- EXCERPT TO READ -
On Apr 7, 4:44 pm, wrote:
Sorry, I just clued in on the aerodynamic twist.
The tip foil should stall later, right.
I got confused with the %18 vs %13, which is just the thickness and
I wouldn't have thought the difference would have been significant,
but if what Mr. Sinclair is saying, they are actually different foils then
there would be some form of washout. Thanks guys.


Yup, that's the way I understand it - there's no angular difference
between the chord lines of the root and tip sections, but the profile
differences between the root and tip airfoils make the wing act as if
there are.

Here's a couple of pictures from the Les Sparks site that shows the
Woodstock wing profiles:

http://members.aol.com/lessparks/clint20.jpg

http://members.aol.com/woodglider/clint25t.jpg

It's kind of hard to see in the photos, but if you look closely you
can see that the profile goes from sort of flat-bottomed at the tip to
a deeper-bellied (for lack of a better term) section at the root.

- LISTED RECORDS -

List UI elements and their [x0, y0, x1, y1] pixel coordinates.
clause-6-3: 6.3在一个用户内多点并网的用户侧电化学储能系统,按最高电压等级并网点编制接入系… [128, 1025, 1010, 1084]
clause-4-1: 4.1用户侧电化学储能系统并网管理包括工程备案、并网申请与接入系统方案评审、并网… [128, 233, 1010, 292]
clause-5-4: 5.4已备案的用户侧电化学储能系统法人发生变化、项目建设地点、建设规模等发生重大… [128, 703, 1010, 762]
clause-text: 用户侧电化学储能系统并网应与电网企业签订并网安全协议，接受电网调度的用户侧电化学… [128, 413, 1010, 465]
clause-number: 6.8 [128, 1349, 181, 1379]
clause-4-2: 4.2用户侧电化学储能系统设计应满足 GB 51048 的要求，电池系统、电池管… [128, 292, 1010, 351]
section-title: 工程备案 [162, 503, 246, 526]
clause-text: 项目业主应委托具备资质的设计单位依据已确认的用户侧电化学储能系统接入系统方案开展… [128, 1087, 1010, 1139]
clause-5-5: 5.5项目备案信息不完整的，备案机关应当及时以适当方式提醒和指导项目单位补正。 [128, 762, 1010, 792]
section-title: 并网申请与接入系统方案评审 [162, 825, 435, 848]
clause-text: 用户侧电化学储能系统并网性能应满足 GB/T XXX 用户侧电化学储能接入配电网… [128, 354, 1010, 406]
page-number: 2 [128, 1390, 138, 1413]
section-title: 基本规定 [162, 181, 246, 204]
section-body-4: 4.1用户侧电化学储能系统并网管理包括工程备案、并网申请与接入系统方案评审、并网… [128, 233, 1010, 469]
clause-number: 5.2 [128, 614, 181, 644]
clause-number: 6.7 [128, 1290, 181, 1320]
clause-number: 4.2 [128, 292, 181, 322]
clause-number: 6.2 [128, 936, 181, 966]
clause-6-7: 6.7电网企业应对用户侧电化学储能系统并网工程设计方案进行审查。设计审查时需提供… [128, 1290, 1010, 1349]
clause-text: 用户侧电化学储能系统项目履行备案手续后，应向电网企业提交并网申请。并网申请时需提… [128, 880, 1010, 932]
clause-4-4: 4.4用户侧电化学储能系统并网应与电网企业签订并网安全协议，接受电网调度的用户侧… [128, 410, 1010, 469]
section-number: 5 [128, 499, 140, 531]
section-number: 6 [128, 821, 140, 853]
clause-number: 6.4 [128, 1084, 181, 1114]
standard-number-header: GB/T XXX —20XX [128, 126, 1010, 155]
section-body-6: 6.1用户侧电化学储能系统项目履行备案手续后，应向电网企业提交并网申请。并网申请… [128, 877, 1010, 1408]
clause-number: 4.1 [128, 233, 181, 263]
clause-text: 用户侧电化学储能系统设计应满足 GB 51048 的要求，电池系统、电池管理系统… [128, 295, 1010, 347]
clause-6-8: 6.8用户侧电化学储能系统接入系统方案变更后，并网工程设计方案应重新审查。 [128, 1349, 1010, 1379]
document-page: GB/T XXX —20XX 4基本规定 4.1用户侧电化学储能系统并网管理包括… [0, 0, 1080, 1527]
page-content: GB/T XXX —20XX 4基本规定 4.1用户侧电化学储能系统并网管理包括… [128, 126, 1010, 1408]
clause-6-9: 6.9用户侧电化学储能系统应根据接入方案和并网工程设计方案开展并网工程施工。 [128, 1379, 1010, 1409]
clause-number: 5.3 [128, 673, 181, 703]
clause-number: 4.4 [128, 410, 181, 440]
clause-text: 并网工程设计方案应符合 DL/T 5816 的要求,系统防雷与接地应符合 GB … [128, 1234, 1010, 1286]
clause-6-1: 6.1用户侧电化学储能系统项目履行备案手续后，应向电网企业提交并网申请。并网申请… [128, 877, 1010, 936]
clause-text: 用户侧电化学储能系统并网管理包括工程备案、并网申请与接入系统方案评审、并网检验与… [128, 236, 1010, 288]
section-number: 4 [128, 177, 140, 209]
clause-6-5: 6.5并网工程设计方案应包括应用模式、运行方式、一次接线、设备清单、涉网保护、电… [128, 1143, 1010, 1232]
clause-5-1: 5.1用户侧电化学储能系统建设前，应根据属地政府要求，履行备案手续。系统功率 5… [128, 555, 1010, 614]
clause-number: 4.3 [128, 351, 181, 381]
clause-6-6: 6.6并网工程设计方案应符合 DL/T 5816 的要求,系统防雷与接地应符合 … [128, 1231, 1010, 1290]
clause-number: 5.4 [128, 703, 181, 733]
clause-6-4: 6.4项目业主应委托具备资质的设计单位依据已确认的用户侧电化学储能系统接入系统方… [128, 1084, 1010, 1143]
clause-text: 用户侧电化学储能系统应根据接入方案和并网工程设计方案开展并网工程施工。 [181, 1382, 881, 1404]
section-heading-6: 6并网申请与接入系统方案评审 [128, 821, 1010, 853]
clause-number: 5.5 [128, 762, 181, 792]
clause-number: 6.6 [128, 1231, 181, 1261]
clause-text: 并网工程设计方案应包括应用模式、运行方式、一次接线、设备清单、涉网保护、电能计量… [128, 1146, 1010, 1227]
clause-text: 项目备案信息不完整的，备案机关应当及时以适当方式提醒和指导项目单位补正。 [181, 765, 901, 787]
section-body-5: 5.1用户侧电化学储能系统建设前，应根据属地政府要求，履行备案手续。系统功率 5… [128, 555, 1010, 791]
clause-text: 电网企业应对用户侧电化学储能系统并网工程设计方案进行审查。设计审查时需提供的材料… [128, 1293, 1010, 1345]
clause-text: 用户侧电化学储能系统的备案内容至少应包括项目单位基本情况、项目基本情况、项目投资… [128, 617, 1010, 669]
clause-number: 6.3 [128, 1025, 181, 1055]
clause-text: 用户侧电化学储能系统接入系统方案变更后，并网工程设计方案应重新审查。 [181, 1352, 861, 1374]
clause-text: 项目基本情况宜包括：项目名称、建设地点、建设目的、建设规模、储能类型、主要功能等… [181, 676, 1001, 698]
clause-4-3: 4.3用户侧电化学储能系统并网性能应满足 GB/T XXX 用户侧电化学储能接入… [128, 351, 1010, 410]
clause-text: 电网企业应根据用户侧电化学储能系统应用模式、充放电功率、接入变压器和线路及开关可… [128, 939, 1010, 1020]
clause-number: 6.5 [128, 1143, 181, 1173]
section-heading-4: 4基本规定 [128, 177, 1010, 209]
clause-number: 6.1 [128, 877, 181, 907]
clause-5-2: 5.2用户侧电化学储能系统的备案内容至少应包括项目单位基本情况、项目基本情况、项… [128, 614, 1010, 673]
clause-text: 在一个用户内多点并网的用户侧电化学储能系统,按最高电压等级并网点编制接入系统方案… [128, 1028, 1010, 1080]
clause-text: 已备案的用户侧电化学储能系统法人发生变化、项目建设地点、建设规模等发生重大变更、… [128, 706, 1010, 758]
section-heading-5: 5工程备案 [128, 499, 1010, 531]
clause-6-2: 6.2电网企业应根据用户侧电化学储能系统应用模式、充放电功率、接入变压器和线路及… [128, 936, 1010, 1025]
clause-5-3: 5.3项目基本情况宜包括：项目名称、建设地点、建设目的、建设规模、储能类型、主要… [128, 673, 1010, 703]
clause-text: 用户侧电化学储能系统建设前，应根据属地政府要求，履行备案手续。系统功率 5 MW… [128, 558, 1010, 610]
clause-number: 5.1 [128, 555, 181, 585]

- WHAT IS NEEDED -
Quote everything in the wing washout discussion from "Here's a couple" down to "at the root.".

- FULL RESPONSE -
Here's a couple of pictures from the Les Sparks site that shows the
Woodstock wing profiles:

http://members.aol.com/lessparks/clint20.jpg

http://members.aol.com/woodglider/clint25t.jpg

It's kind of hard to see in the photos, but if you look closely you
can see that the profile goes from sort of flat-bottomed at the tip to
a deeper-bellied (for lack of a better term) section at the root.